┌──
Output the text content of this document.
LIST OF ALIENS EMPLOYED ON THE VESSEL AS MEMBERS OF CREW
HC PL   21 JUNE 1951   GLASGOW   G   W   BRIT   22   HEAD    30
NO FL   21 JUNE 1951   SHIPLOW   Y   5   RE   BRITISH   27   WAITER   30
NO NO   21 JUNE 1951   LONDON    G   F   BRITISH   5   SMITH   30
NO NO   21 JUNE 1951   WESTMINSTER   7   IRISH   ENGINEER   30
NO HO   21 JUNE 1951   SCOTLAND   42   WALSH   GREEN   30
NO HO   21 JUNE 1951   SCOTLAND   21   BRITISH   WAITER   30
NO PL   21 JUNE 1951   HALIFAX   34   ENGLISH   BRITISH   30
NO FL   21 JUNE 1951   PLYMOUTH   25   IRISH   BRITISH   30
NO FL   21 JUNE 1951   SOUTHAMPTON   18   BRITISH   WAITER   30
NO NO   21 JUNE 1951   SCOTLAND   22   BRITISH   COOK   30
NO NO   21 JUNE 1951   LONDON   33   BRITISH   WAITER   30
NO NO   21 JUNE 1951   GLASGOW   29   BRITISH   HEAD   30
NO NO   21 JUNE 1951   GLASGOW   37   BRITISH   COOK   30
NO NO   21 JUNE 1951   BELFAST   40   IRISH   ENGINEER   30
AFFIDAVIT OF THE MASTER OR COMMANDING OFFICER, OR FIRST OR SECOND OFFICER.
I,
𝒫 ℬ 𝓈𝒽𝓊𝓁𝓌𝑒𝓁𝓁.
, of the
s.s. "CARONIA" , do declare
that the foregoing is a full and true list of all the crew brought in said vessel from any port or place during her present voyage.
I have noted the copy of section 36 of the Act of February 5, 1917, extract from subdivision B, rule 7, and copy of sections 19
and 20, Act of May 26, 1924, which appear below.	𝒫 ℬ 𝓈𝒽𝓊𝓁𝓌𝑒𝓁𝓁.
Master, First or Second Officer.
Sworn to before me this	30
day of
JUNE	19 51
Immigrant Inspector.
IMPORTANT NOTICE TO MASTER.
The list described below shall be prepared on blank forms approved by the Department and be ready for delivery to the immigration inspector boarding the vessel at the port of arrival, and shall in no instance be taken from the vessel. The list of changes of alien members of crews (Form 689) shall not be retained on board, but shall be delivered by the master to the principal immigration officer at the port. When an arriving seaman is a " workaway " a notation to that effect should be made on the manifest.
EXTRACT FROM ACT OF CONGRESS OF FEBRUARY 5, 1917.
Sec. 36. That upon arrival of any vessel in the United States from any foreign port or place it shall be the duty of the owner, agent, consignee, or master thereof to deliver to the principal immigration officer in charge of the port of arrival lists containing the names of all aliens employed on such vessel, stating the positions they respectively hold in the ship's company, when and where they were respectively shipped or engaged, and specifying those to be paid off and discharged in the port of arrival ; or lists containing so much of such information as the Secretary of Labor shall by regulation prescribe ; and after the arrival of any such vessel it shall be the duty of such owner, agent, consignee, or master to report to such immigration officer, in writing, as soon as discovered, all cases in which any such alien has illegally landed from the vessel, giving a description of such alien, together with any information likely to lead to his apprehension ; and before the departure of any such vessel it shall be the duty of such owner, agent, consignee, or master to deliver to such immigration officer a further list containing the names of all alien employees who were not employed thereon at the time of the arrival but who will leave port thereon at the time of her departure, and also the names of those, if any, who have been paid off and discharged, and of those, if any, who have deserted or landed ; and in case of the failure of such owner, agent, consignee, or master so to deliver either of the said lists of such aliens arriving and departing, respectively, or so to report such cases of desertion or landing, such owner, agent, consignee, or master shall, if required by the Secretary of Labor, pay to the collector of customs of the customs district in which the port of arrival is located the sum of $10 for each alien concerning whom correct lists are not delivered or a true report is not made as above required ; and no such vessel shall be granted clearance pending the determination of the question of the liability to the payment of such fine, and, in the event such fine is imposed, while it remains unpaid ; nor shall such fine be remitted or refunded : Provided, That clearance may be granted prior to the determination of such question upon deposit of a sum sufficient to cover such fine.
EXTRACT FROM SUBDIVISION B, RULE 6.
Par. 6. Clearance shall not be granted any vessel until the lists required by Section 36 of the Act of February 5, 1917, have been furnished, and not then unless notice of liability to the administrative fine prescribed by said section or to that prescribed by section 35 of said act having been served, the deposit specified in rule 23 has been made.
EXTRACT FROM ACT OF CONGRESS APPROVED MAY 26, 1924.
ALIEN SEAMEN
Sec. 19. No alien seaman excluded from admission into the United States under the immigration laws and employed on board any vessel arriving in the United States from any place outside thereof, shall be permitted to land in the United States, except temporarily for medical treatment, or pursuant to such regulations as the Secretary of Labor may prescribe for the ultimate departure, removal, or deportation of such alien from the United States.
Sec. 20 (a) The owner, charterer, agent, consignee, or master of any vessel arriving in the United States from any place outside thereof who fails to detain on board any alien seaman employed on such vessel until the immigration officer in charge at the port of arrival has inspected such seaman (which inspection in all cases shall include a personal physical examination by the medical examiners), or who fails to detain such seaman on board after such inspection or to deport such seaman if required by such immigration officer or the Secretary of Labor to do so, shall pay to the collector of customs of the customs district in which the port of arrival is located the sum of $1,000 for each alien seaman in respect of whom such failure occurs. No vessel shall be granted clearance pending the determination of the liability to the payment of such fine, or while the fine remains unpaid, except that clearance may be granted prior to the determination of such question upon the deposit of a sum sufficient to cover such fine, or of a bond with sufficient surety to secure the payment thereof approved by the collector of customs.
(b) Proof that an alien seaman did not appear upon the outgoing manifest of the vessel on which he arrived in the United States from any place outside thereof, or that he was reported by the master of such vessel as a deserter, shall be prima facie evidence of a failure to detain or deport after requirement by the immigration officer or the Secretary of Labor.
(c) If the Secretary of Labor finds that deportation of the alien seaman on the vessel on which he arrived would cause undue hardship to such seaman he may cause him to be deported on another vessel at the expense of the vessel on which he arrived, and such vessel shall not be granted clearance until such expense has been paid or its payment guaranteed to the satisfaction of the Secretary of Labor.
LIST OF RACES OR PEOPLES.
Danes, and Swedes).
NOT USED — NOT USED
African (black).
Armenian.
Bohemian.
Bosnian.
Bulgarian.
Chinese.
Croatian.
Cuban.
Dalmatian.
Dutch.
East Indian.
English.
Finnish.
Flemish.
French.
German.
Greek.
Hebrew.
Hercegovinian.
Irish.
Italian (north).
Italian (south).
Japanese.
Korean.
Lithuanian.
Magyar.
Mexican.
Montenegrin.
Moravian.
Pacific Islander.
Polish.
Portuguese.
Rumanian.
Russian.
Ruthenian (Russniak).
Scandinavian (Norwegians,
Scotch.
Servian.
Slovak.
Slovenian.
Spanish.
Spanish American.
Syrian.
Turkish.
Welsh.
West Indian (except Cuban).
└──
- _The exercise_:
Transcribe all of the material exactly. Omit nothing.

- _Correct result_:
Output the text content of this document.
LIST OF ALIENS EMPLOYED ON THE VESSEL AS MEMBERS OF CREW
HC PL   21 JUNE 1951   GLASGOW   G   W   BRIT   22   HEAD    30
NO FL   21 JUNE 1951   SHIPLOW   Y   5   RE   BRITISH   27   WAITER   30
NO NO   21 JUNE 1951   LONDON    G   F   BRITISH   5   SMITH   30
NO NO   21 JUNE 1951   WESTMINSTER   7   IRISH   ENGINEER   30
NO HO   21 JUNE 1951   SCOTLAND   42   WALSH   GREEN   30
NO HO   21 JUNE 1951   SCOTLAND   21   BRITISH   WAITER   30
NO PL   21 JUNE 1951   HALIFAX   34   ENGLISH   BRITISH   30
NO FL   21 JUNE 1951   PLYMOUTH   25   IRISH   BRITISH   30
NO FL   21 JUNE 1951   SOUTHAMPTON   18   BRITISH   WAITER   30
NO NO   21 JUNE 1951   SCOTLAND   22   BRITISH   COOK   30
NO NO   21 JUNE 1951   LONDON   33   BRITISH   WAITER   30
NO NO   21 JUNE 1951   GLASGOW   29   BRITISH   HEAD   30
NO NO   21 JUNE 1951   GLASGOW   37   BRITISH   COOK   30
NO NO   21 JUNE 1951   BELFAST   40   IRISH   ENGINEER   30
AFFIDAVIT OF THE MASTER OR COMMANDING OFFICER, OR FIRST OR SECOND OFFICER.
I,
𝒫 ℬ 𝓈𝒽𝓊𝓁𝓌𝑒𝓁𝓁.
, of the
s.s. "CARONIA" , do declare
that the foregoing is a full and true list of all the crew brought in said vessel from any port or place during her present voyage.
I have noted the copy of section 36 of the Act of February 5, 1917, extract from subdivision B, rule 7, and copy of sections 19
and 20, Act of May 26, 1924, which appear below.	𝒫 ℬ 𝓈𝒽𝓊𝓁𝓌𝑒𝓁𝓁.
Master, First or Second Officer.
Sworn to before me this	30
day of
JUNE	19 51
Immigrant Inspector.
IMPORTANT NOTICE TO MASTER.
The list described below shall be prepared on blank forms approved by the Department and be ready for delivery to the immigration inspector boarding the vessel at the port of arrival, and shall in no instance be taken from the vessel. The list of changes of alien members of crews (Form 689) shall not be retained on board, but shall be delivered by the master to the principal immigration officer at the port. When an arriving seaman is a " workaway " a notation to that effect should be made on the manifest.
EXTRACT FROM ACT OF CONGRESS OF FEBRUARY 5, 1917.
Sec. 36. That upon arrival of any vessel in the United States from any foreign port or place it shall be the duty of the owner, agent, consignee, or master thereof to deliver to the principal immigration officer in charge of the port of arrival lists containing the names of all aliens employed on such vessel, stating the positions they respectively hold in the ship's company, when and where they were respectively shipped or engaged, and specifying those to be paid off and discharged in the port of arrival ; or lists containing so much of such information as the Secretary of Labor shall by regulation prescribe ; and after the arrival of any such vessel it shall be the duty of such owner, agent, consignee, or master to report to such immigration officer, in writing, as soon as discovered, all cases in which any such alien has illegally landed from the vessel, giving a description of such alien, together with any information likely to lead to his apprehension ; and before the departure of any such vessel it shall be the duty of such owner, agent, consignee, or master to deliver to such immigration officer a further list containing the names of all alien employees who were not employed thereon at the time of the arrival but who will leave port thereon at the time of her departure, and also the names of those, if any, who have been paid off and discharged, and of those, if any, who have deserted or landed ; and in case of the failure of such owner, agent, consignee, or master so to deliver either of the said lists of such aliens arriving and departing, respectively, or so to report such cases of desertion or landing, such owner, agent, consignee, or master shall, if required by the Secretary of Labor, pay to the collector of customs of the customs district in which the port of arrival is located the sum of $10 for each alien concerning whom correct lists are not delivered or a true report is not made as above required ; and no such vessel shall be granted clearance pending the determination of the question of the liability to the payment of such fine, and, in the event such fine is imposed, while it remains unpaid ; nor shall such fine be remitted or refunded : Provided, That clearance may be granted prior to the determination of such question upon deposit of a sum sufficient to cover such fine.
EXTRACT FROM SUBDIVISION B, RULE 6.
Par. 6. Clearance shall not be granted any vessel until the lists required by Section 36 of the Act of February 5, 1917, have been furnished, and not then unless notice of liability to the administrative fine prescribed by said section or to that prescribed by section 35 of said act having been served, the deposit specified in rule 23 has been made.
EXTRACT FROM ACT OF CONGRESS APPROVED MAY 26, 1924.
ALIEN SEAMEN
Sec. 19. No alien seaman excluded from admission into the United States under the immigration laws and employed on board any vessel arriving in the United States from any place outside thereof, shall be permitted to land in the United States, except temporarily for medical treatment, or pursuant to such regulations as the Secretary of Labor may prescribe for the ultimate departure, removal, or deportation of such alien from the United States.
Sec. 20 (a) The owner, charterer, agent, consignee, or master of any vessel arriving in the United States from any place outside thereof who fails to detain on board any alien seaman employed on such vessel until the immigration officer in charge at the port of arrival has inspected such seaman (which inspection in all cases shall include a personal physical examination by the medical examiners), or who fails to detain such seaman on board after such inspection or to deport such seaman if required by such immigration officer or the Secretary of Labor to do so, shall pay to the collector of customs of the customs district in which the port of arrival is located the sum of $1,000 for each alien seaman in respect of whom such failure occurs. No vessel shall be granted clearance pending the determination of the liability to the payment of such fine, or while the fine remains unpaid, except that clearance may be granted prior to the determination of such question upon the deposit of a sum sufficient to cover such fine, or of a bond with sufficient surety to secure the payment thereof approved by the collector of customs.
(b) Proof that an alien seaman did not appear upon the outgoing manifest of the vessel on which he arrived in the United States from any place outside thereof, or that he was reported by the master of such vessel as a deserter, shall be prima facie evidence of a failure to detain or deport after requirement by the immigration officer or the Secretary of Labor.
(c) If the Secretary of Labor finds that deportation of the alien seaman on the vessel on which he arrived would cause undue hardship to such seaman he may cause him to be deported on another vessel at the expense of the vessel on which he arrived, and such vessel shall not be granted clearance until such expense has been paid or its payment guaranteed to the satisfaction of the Secretary of Labor.
LIST OF RACES OR PEOPLES.
Danes, and Swedes).
NOT USED — NOT USED
African (black).
Armenian.
Bohemian.
Bosnian.
Bulgarian.
Chinese.
Croatian.
Cuban.
Dalmatian.
Dutch.
East Indian.
English.
Finnish.
Flemish.
French.
German.
Greek.
Hebrew.
Hercegovinian.
Irish.
Italian (north).
Italian (south).
Japanese.
Korean.
Lithuanian.
Magyar.
Mexican.
Montenegrin.
Moravian.
Pacific Islander.
Polish.
Portuguese.
Rumanian.
Russian.
Ruthenian (Russniak).
Scandinavian (Norwegians,
Scotch.
Servian.
Slovak.
Slovenian.
Spanish.
Spanish American.
Syrian.
Turkish.
Welsh.
West Indian (except Cuban).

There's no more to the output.